(Recorded data)
+++
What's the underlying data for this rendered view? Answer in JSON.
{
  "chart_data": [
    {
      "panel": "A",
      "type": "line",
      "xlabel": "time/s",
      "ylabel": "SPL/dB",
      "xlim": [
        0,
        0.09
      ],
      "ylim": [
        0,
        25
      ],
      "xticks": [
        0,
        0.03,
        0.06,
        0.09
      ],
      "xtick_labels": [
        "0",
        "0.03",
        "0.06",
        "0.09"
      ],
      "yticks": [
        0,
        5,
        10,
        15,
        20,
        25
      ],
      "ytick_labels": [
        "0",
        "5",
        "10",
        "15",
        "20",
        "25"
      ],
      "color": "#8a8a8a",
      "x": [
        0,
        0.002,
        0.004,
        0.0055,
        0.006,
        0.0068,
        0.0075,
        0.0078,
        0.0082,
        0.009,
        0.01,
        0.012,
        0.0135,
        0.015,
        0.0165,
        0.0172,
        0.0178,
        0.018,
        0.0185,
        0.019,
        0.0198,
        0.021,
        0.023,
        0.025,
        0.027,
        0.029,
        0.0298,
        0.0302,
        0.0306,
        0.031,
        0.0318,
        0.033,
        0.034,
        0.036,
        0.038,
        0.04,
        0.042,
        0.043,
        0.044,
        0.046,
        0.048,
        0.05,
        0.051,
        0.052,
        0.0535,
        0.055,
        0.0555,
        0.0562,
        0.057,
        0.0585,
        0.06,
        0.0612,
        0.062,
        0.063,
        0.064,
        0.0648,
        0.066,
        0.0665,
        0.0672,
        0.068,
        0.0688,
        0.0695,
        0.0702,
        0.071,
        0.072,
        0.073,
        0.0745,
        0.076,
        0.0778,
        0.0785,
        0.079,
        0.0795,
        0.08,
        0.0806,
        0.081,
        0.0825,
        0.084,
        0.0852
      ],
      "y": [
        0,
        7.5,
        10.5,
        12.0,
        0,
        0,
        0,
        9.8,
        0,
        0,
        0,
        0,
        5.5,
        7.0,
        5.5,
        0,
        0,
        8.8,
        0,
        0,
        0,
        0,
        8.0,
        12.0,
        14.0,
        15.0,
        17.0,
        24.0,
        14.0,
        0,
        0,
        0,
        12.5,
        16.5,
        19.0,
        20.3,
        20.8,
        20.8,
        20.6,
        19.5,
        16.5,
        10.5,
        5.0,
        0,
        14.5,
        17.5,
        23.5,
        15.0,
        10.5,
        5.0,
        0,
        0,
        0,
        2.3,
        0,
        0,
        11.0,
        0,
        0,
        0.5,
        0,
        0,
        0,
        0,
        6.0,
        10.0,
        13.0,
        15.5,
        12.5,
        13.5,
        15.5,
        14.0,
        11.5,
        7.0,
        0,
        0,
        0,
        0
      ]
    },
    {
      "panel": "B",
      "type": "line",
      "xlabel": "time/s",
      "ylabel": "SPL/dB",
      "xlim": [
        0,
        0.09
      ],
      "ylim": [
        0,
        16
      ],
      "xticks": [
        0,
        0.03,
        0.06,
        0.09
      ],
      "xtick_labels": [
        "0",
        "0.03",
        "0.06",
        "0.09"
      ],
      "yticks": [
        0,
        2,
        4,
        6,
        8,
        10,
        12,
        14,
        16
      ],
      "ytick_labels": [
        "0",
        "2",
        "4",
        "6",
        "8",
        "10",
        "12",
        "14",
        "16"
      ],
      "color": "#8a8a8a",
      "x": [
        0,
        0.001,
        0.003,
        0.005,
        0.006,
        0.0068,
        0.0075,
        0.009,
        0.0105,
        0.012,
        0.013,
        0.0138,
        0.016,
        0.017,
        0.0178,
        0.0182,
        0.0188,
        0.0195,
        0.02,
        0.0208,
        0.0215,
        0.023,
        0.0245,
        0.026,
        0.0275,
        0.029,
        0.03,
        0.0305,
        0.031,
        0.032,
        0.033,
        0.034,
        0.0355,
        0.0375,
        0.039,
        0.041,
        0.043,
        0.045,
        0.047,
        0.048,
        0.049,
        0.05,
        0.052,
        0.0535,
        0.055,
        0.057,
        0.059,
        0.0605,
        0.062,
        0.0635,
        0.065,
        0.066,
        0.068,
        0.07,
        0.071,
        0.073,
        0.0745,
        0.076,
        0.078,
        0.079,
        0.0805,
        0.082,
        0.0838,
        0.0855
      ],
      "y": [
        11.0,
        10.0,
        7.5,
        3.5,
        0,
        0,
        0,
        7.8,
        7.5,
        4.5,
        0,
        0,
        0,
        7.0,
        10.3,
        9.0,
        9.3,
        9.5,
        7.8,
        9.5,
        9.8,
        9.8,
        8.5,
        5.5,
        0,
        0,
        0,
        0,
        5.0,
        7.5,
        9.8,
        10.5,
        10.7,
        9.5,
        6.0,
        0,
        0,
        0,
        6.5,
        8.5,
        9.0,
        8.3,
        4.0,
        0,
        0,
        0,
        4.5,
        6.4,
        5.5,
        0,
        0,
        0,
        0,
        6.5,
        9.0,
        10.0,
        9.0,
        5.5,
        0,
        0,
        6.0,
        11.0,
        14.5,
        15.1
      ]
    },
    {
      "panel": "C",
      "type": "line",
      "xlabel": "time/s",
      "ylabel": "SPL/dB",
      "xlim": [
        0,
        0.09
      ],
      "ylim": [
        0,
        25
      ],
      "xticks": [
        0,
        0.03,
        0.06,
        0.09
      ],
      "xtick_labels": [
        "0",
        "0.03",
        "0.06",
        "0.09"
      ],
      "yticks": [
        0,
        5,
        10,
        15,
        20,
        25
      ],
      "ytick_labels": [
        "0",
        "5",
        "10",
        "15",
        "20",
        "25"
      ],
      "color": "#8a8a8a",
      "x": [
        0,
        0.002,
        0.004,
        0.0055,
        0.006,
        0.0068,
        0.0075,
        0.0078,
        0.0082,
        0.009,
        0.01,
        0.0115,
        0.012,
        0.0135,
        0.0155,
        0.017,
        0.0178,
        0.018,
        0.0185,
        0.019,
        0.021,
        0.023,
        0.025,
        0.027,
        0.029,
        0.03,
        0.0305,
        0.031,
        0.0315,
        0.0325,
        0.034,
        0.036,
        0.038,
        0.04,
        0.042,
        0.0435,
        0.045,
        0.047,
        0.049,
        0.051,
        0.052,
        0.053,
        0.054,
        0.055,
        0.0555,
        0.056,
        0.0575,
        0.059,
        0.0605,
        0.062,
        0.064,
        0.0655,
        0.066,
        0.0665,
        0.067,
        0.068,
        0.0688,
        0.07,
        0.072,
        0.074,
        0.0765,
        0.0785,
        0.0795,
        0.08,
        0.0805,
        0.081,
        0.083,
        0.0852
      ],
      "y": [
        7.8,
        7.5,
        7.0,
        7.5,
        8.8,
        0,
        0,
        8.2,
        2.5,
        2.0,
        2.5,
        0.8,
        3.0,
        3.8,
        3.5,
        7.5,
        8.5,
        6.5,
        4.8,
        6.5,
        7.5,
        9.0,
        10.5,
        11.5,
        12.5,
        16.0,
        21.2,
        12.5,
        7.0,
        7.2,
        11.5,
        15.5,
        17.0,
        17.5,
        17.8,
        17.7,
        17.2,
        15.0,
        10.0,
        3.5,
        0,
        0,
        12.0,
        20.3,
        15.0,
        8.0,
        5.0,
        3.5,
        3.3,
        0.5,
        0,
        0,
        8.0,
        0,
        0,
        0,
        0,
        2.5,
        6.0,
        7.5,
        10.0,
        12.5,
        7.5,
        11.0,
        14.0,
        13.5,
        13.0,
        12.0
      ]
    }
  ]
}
+++
The listing above should be transcribed in full, exactly as written.

(FINISHED EXERCISE):
What's the underlying data for this rendered view? Answer in JSON.
{
  "chart_data": [
    {
      "panel": "A",
      "type": "line",
      "xlabel": "time/s",
      "ylabel": "SPL/dB",
      "xlim": [
        0,
        0.09
      ],
      "ylim": [
        0,
        25
      ],
      "xticks": [
        0,
        0.03,
        0.06,
        0.09
      ],
      "xtick_labels": [
        "0",
        "0.03",
        "0.06",
        "0.09"
      ],
      "yticks": [
        0,
        5,
        10,
        15,
        20,
        25
      ],
      "ytick_labels": [
        "0",
        "5",
        "10",
        "15",
        "20",
        "25"
      ],
      "color": "#8a8a8a",
      "x": [
        0,
        0.002,
        0.004,
        0.0055,
        0.006,
        0.0068,
        0.0075,
        0.0078,
        0.0082,
        0.009,
        0.01,
        0.012,
        0.0135,
        0.015,
        0.0165,
        0.0172,
        0.0178,
        0.018,
        0.0185,
        0.019,
        0.0198,
        0.021,
        0.023,
        0.025,
        0.027,
        0.029,
        0.0298,
        0.0302,
        0.0306,
        0.031,
        0.0318,
        0.033,
        0.034,
        0.036,
        0.038,
        0.04,
        0.042,
        0.043,
        0.044,
        0.046,
        0.048,
        0.05,
        0.051,
        0.052,
        0.0535,
        0.055,
        0.0555,
        0.0562,
        0.057,
        0.0585,
        0.06,
        0.0612,
        0.062,
        0.063,
        0.064,
        0.0648,
        0.066,
        0.0665,
        0.0672,
        0.068,
        0.0688,
        0.0695,
        0.0702,
        0.071,
        0.072,
        0.073,
        0.0745,
        0.076,
        0.0778,
        0.0785,
        0.079,
        0.0795,
        0.08,
        0.0806,
        0.081,
        0.0825,
        0.084,
        0.0852
      ],
      "y": [
        0,
        7.5,
        10.5,
        12.0,
        0,
        0,
        0,
        9.8,
        0,
        0,
        0,
        0,
        5.5,
        7.0,
        5.5,
        0,
        0,
        8.8,
        0,
        0,
        0,
        0,
        8.0,
        12.0,
        14.0,
        15.0,
        17.0,
        24.0,
        14.0,
        0,
        0,
        0,
        12.5,
        16.5,
        19.0,
        20.3,
        20.8,
        20.8,
        20.6,
        19.5,
        16.5,
        10.5,
        5.0,
        0,
        14.5,
        17.5,
        23.5,
        15.0,
        10.5,
        5.0,
        0,
        0,
        0,
        2.3,
        0,
        0,
        11.0,
        0,
        0,
        0.5,
        0,
        0,
        0,
        0,
        6.0,
        10.0,
        13.0,
        15.5,
        12.5,
        13.5,
        15.5,
        14.0,
        11.5,
        7.0,
        0,
        0,
        0,
        0
      ]
    },
    {
      "panel": "B",
      "type": "line",
      "xlabel": "time/s",
      "ylabel": "SPL/dB",
      "xlim": [
        0,
        0.09
      ],
      "ylim": [
        0,
        16
      ],
      "xticks": [
        0,
        0.03,
        0.06,
        0.09
      ],
      "xtick_labels": [
        "0",
        "0.03",
        "0.06",
        "0.09"
      ],
      "yticks": [
        0,
        2,
        4,
        6,
        8,
        10,
        12,
        14,
        16
      ],
      "ytick_labels": [
        "0",
        "2",
        "4",
        "6",
        "8",
        "10",
        "12",
        "14",
        "16"
      ],
      "color": "#8a8a8a",
      "x": [
        0,
        0.001,
        0.003,
        0.005,
        0.006,
        0.0068,
        0.0075,
        0.009,
        0.0105,
        0.012,
        0.013,
        0.0138,
        0.016,
        0.017,
        0.0178,
        0.0182,
        0.0188,
        0.0195,
        0.02,
        0.0208,
        0.0215,
        0.023,
        0.0245,
        0.026,
        0.0275,
        0.029,
        0.03,
        0.0305,
        0.031,
        0.032,
        0.033,
        0.034,
        0.0355,
        0.0375,
        0.039,
        0.041,
        0.043,
        0.045,
        0.047,
        0.048,
        0.049,
        0.05,
        0.052,
        0.0535,
        0.055,
        0.057,
        0.059,
        0.0605,
        0.062,
        0.0635,
        0.065,
        0.066,
        0.068,
        0.07,
        0.071,
        0.073,
        0.0745,
        0.076,
        0.078,
        0.079,
        0.0805,
        0.082,
        0.0838,
        0.0855
      ],
      "y": [
        11.0,
        10.0,
        7.5,
        3.5,
        0,
        0,
        0,
        7.8,
        7.5,
        4.5,
        0,
        0,
        0,
        7.0,
        10.3,
        9.0,
        9.3,
        9.5,
        7.8,
        9.5,
        9.8,
        9.8,
        8.5,
        5.5,
        0,
        0,
        0,
        0,
        5.0,
        7.5,
        9.8,
        10.5,
        10.7,
        9.5,
        6.0,
        0,
        0,
        0,
        6.5,
        8.5,
        9.0,
        8.3,
        4.0,
        0,
        0,
        0,
        4.5,
        6.4,
        5.5,
        0,
        0,
        0,
        0,
        6.5,
        9.0,
        10.0,
        9.0,
        5.5,
        0,
        0,
        6.0,
        11.0,
        14.5,
        15.1
      ]
    },
    {
      "panel": "C",
      "type": "line",
      "xlabel": "time/s",
      "ylabel": "SPL/dB",
      "xlim": [
        0,
        0.09
      ],
      "ylim": [
        0,
        25
      ],
      "xticks": [
        0,
        0.03,
        0.06,
        0.09
      ],
      "xtick_labels": [
        "0",
        "0.03",
        "0.06",
        "0.09"
      ],
      "yticks": [
        0,
        5,
        10,
        15,
        20,
        25
      ],
      "ytick_labels": [
        "0",
        "5",
        "10",
        "15",
        "20",
        "25"
      ],
      "color": "#8a8a8a",
      "x": [
        0,
        0.002,
        0.004,
        0.0055,
        0.006,
        0.0068,
        0.0075,
        0.0078,
        0.0082,
        0.009,
        0.01,
        0.0115,
        0.012,
        0.0135,
        0.0155,
        0.017,
        0.0178,
        0.018,
        0.0185,
        0.019,
        0.021,
        0.023,
        0.025,
        0.027,
        0.029,
        0.03,
        0.0305,
        0.031,
        0.0315,
        0.0325,
        0.034,
        0.036,
        0.038,
        0.04,
        0.042,
        0.0435,
        0.045,
        0.047,
        0.049,
        0.051,
        0.052,
        0.053,
        0.054,
        0.055,
        0.0555,
        0.056,
        0.0575,
        0.059,
        0.0605,
        0.062,
        0.064,
        0.0655,
        0.066,
        0.0665,
        0.067,
        0.068,
        0.0688,
        0.07,
        0.072,
        0.074,
        0.0765,
        0.0785,
        0.0795,
        0.08,
        0.0805,
        0.081,
        0.083,
        0.0852
      ],
      "y": [
        7.8,
        7.5,
        7.0,
        7.5,
        8.8,
        0,
        0,
        8.2,
        2.5,
        2.0,
        2.5,
        0.8,
        3.0,
        3.8,
        3.5,
        7.5,
        8.5,
        6.5,
        4.8,
        6.5,
        7.5,
        9.0,
        10.5,
        11.5,
        12.5,
        16.0,
        21.2,
        12.5,
        7.0,
        7.2,
        11.5,
        15.5,
        17.0,
        17.5,
        17.8,
        17.7,
        17.2,
        15.0,
        10.0,
        3.5,
        0,
        0,
        12.0,
        20.3,
        15.0,
        8.0,
        5.0,
        3.5,
        3.3,
        0.5,
        0,
        0,
        8.0,
        0,
        0,
        0,
        0,
        2.5,
        6.0,
        7.5,
        10.0,
        12.5,
        7.5,
        11.0,
        14.0,
        13.5,
        13.0,
        12.0
      ]
    }
  ]
}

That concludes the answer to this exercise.